Repeat the listing in full, preserving every character.
────────────────────
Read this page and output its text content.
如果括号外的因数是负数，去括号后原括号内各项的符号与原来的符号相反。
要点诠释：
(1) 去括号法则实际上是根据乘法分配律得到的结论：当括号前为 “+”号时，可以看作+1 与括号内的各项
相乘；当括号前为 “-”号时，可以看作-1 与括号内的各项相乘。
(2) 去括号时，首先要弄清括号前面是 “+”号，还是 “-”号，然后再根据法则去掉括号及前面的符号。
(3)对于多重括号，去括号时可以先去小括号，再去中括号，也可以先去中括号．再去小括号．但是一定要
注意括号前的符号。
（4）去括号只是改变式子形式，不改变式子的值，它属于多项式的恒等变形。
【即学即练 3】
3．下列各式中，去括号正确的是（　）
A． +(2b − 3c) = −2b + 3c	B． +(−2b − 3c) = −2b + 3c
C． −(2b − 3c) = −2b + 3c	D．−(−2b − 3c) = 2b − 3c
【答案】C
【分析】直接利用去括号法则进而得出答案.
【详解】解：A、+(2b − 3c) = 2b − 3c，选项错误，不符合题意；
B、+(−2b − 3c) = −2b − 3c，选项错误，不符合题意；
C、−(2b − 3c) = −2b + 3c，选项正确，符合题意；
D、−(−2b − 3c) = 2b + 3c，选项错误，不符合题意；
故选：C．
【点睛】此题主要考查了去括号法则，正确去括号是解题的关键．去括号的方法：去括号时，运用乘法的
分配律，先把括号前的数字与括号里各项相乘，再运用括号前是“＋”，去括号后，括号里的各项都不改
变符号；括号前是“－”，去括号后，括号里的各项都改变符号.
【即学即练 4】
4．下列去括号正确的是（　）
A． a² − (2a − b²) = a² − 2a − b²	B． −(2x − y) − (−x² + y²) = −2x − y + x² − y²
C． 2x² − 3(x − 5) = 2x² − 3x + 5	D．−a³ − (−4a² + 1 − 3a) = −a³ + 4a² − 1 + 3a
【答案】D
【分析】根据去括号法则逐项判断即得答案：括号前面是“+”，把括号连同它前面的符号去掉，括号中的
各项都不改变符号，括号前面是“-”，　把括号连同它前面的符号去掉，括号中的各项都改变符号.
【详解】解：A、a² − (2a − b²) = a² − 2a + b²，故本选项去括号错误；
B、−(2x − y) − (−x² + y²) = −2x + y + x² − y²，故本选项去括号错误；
────────────────────
• **SOLUTION BELOW**
Read this page and output its text content.
如果括号外的因数是负数，去括号后原括号内各项的符号与原来的符号相反。
要点诠释：
(1) 去括号法则实际上是根据乘法分配律得到的结论：当括号前为 “+”号时，可以看作+1 与括号内的各项
相乘；当括号前为 “-”号时，可以看作-1 与括号内的各项相乘。
(2) 去括号时，首先要弄清括号前面是 “+”号，还是 “-”号，然后再根据法则去掉括号及前面的符号。
(3)对于多重括号，去括号时可以先去小括号，再去中括号，也可以先去中括号．再去小括号．但是一定要
注意括号前的符号。
（4）去括号只是改变式子形式，不改变式子的值，它属于多项式的恒等变形。
【即学即练 3】
3．下列各式中，去括号正确的是（　）
A． +(2b − 3c) = −2b + 3c	B． +(−2b − 3c) = −2b + 3c
C． −(2b − 3c) = −2b + 3c	D．−(−2b − 3c) = 2b − 3c
【答案】C
【分析】直接利用去括号法则进而得出答案.
【详解】解：A、+(2b − 3c) = 2b − 3c，选项错误，不符合题意；
B、+(−2b − 3c) = −2b − 3c，选项错误，不符合题意；
C、−(2b − 3c) = −2b + 3c，选项正确，符合题意；
D、−(−2b − 3c) = 2b + 3c，选项错误，不符合题意；
故选：C．
【点睛】此题主要考查了去括号法则，正确去括号是解题的关键．去括号的方法：去括号时，运用乘法的
分配律，先把括号前的数字与括号里各项相乘，再运用括号前是“＋”，去括号后，括号里的各项都不改
变符号；括号前是“－”，去括号后，括号里的各项都改变符号.
【即学即练 4】
4．下列去括号正确的是（　）
A． a² − (2a − b²) = a² − 2a − b²	B． −(2x − y) − (−x² + y²) = −2x − y + x² − y²
C． 2x² − 3(x − 5) = 2x² − 3x + 5	D．−a³ − (−4a² + 1 − 3a) = −a³ + 4a² − 1 + 3a
【答案】D
【分析】根据去括号法则逐项判断即得答案：括号前面是“+”，把括号连同它前面的符号去掉，括号中的
各项都不改变符号，括号前面是“-”，　把括号连同它前面的符号去掉，括号中的各项都改变符号.
【详解】解：A、a² − (2a − b²) = a² − 2a + b²，故本选项去括号错误；
B、−(2x − y) − (−x² + y²) = −2x + y + x² − y²，故本选项去括号错误；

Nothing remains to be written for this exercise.